**Requirement**:
Copy out the lines in the records below without changing anything.

**Dataset entries**:
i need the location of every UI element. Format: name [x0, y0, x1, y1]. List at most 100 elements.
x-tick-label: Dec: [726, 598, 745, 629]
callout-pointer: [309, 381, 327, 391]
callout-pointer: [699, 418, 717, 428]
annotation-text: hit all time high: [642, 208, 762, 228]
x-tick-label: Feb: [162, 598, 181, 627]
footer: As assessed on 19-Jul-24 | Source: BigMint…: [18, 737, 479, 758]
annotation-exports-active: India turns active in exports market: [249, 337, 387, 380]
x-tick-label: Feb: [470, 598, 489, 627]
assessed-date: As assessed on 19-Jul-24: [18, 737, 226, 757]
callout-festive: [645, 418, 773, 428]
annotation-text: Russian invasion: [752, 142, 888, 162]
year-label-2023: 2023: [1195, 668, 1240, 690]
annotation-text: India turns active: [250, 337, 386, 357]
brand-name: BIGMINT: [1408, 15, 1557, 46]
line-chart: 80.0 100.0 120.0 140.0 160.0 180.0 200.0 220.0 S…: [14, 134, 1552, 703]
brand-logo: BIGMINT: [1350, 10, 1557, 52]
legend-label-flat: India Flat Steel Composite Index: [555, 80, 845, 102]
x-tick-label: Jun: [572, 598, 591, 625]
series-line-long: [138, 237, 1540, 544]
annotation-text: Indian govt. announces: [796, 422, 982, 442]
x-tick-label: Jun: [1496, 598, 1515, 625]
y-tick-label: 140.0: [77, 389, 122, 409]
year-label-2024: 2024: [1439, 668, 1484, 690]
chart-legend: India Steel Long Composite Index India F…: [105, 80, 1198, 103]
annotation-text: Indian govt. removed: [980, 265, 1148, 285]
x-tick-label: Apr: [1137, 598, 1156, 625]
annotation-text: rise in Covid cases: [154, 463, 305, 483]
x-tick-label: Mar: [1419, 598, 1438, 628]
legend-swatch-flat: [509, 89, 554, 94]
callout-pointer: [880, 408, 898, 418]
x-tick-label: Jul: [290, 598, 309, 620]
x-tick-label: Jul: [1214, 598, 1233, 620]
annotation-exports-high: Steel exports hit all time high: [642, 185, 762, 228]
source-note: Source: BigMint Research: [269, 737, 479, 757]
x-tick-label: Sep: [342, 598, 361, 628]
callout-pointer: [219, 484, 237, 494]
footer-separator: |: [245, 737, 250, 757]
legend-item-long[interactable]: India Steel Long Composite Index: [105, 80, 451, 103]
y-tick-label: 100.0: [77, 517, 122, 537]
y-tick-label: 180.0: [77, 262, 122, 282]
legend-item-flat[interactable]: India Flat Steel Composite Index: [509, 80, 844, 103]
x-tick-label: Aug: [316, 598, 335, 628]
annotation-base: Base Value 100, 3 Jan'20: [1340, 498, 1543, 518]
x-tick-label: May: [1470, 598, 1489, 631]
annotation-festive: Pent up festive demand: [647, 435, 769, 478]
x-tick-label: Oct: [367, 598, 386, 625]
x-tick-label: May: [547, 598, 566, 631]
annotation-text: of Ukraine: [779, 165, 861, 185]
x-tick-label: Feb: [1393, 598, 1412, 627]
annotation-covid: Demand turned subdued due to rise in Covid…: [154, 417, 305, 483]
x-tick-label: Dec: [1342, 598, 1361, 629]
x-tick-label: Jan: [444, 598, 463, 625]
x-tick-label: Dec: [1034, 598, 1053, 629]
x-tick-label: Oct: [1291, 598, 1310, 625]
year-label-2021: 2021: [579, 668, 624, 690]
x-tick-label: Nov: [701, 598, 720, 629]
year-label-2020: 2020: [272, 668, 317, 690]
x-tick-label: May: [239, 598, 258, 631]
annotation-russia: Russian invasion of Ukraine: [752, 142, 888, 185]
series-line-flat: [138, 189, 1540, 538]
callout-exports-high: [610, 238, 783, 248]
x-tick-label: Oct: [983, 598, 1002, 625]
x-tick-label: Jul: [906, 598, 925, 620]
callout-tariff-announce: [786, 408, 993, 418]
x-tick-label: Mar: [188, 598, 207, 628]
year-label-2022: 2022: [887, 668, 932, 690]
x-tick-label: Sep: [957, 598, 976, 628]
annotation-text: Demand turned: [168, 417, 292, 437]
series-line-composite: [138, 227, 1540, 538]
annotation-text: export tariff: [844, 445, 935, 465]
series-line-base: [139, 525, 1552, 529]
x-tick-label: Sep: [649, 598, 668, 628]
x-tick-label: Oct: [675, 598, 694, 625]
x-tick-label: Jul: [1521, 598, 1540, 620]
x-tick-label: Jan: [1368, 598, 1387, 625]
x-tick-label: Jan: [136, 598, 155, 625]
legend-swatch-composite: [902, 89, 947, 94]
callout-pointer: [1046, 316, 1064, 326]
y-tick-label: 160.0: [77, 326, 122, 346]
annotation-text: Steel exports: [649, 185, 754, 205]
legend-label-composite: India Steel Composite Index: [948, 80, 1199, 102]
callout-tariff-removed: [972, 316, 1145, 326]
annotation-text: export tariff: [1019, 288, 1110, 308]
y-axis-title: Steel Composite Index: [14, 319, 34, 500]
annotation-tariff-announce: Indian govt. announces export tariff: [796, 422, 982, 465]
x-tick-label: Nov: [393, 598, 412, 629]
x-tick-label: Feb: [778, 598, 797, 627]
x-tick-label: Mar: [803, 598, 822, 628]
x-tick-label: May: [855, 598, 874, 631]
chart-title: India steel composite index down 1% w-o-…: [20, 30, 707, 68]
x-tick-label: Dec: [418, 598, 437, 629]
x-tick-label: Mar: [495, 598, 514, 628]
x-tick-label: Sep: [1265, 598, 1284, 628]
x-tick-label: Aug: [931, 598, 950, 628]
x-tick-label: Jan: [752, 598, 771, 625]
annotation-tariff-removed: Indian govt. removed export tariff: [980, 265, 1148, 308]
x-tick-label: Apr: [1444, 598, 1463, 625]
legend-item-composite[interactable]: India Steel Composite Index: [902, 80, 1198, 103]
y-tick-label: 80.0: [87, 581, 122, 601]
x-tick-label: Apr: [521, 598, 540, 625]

**Output for this exercise**:
i need the location of every UI element. Format: name [x0, y0, x1, y1]. List at most 100 elements.
x-tick-label: Dec: [726, 598, 745, 629]
callout-pointer: [309, 381, 327, 391]
callout-pointer: [699, 418, 717, 428]
annotation-text: hit all time high: [642, 208, 762, 228]
x-tick-label: Feb: [162, 598, 181, 627]
footer: As assessed on 19-Jul-24 | Source: BigMint…: [18, 737, 479, 758]
annotation-exports-active: India turns active in exports market: [249, 337, 387, 380]
x-tick-label: Feb: [470, 598, 489, 627]
assessed-date: As assessed on 19-Jul-24: [18, 737, 226, 757]
callout-festive: [645, 418, 773, 428]
annotation-text: Russian invasion: [752, 142, 888, 162]
year-label-2023: 2023: [1195, 668, 1240, 690]
annotation-text: India turns active: [250, 337, 386, 357]
brand-name: BIGMINT: [1408, 15, 1557, 46]
line-chart: 80.0 100.0 120.0 140.0 160.0 180.0 200.0 220.0 S…: [14, 134, 1552, 703]
brand-logo: BIGMINT: [1350, 10, 1557, 52]
legend-label-flat: India Flat Steel Composite Index: [555, 80, 845, 102]
x-tick-label: Jun: [572, 598, 591, 625]
series-line-long: [138, 237, 1540, 544]
annotation-text: Indian govt. announces: [796, 422, 982, 442]
x-tick-label: Jun: [1496, 598, 1515, 625]
y-tick-label: 140.0: [77, 389, 122, 409]
year-label-2024: 2024: [1439, 668, 1484, 690]
chart-legend: India Steel Long Composite Index India F…: [105, 80, 1198, 103]
annotation-text: Indian govt. removed: [980, 265, 1148, 285]
x-tick-label: Apr: [1137, 598, 1156, 625]
annotation-text: rise in Covid cases: [154, 463, 305, 483]
x-tick-label: Mar: [1419, 598, 1438, 628]
legend-swatch-flat: [509, 89, 554, 94]
callout-pointer: [880, 408, 898, 418]
x-tick-label: Jul: [290, 598, 309, 620]
x-tick-label: Jul: [1214, 598, 1233, 620]
annotation-exports-high: Steel exports hit all time high: [642, 185, 762, 228]
source-note: Source: BigMint Research: [269, 737, 479, 757]
x-tick-label: Sep: [342, 598, 361, 628]
callout-pointer: [219, 484, 237, 494]
footer-separator: |: [245, 737, 250, 757]
legend-item-long[interactable]: India Steel Long Composite Index: [105, 80, 451, 103]
y-tick-label: 100.0: [77, 517, 122, 537]
y-tick-label: 180.0: [77, 262, 122, 282]
legend-item-flat[interactable]: India Flat Steel Composite Index: [509, 80, 844, 103]
x-tick-label: Aug: [316, 598, 335, 628]
annotation-base: Base Value 100, 3 Jan'20: [1340, 498, 1543, 518]
x-tick-label: May: [1470, 598, 1489, 631]
annotation-festive: Pent up festive demand: [647, 435, 769, 478]
x-tick-label: Oct: [367, 598, 386, 625]
x-tick-label: May: [547, 598, 566, 631]
annotation-text: of Ukraine: [779, 165, 861, 185]
x-tick-label: Feb: [1393, 598, 1412, 627]
annotation-covid: Demand turned subdued due to rise in Covid…: [154, 417, 305, 483]
x-tick-label: Dec: [1342, 598, 1361, 629]
x-tick-label: Jan: [444, 598, 463, 625]
x-tick-label: Dec: [1034, 598, 1053, 629]
x-tick-label: Oct: [1291, 598, 1310, 625]
year-label-2021: 2021: [579, 668, 624, 690]
x-tick-label: Nov: [701, 598, 720, 629]
year-label-2020: 2020: [272, 668, 317, 690]
x-tick-label: May: [239, 598, 258, 631]
annotation-russia: Russian invasion of Ukraine: [752, 142, 888, 185]
series-line-flat: [138, 189, 1540, 538]
callout-exports-high: [610, 238, 783, 248]
x-tick-label: Oct: [983, 598, 1002, 625]
x-tick-label: Jul: [906, 598, 925, 620]
callout-tariff-announce: [786, 408, 993, 418]
x-tick-label: Mar: [188, 598, 207, 628]
year-label-2022: 2022: [887, 668, 932, 690]
x-tick-label: Sep: [957, 598, 976, 628]
annotation-text: Demand turned: [168, 417, 292, 437]
series-line-composite: [138, 227, 1540, 538]
annotation-text: export tariff: [844, 445, 935, 465]
series-line-base: [139, 525, 1552, 529]
x-tick-label: Sep: [649, 598, 668, 628]
x-tick-label: Oct: [675, 598, 694, 625]
x-tick-label: Jul: [1521, 598, 1540, 620]
x-tick-label: Jan: [1368, 598, 1387, 625]
x-tick-label: Jan: [136, 598, 155, 625]
legend-swatch-composite: [902, 89, 947, 94]
callout-pointer: [1046, 316, 1064, 326]
y-tick-label: 160.0: [77, 326, 122, 346]
annotation-text: Steel exports: [649, 185, 754, 205]
legend-label-composite: India Steel Composite Index: [948, 80, 1199, 102]
callout-tariff-removed: [972, 316, 1145, 326]
annotation-text: export tariff: [1019, 288, 1110, 308]
y-axis-title: Steel Composite Index: [14, 319, 34, 500]
annotation-tariff-announce: Indian govt. announces export tariff: [796, 422, 982, 465]
x-tick-label: Nov: [393, 598, 412, 629]
x-tick-label: Feb: [778, 598, 797, 627]
x-tick-label: Mar: [803, 598, 822, 628]
x-tick-label: May: [855, 598, 874, 631]
chart-title: India steel composite index down 1% w-o-…: [20, 30, 707, 68]
x-tick-label: Dec: [418, 598, 437, 629]
x-tick-label: Mar: [495, 598, 514, 628]
x-tick-label: Sep: [1265, 598, 1284, 628]
x-tick-label: Aug: [931, 598, 950, 628]
x-tick-label: Jan: [752, 598, 771, 625]
annotation-tariff-removed: Indian govt. removed export tariff: [980, 265, 1148, 308]
x-tick-label: Apr: [1444, 598, 1463, 625]
legend-item-composite[interactable]: India Steel Composite Index: [902, 80, 1198, 103]
y-tick-label: 80.0: [87, 581, 122, 601]
x-tick-label: Apr: [521, 598, 540, 625]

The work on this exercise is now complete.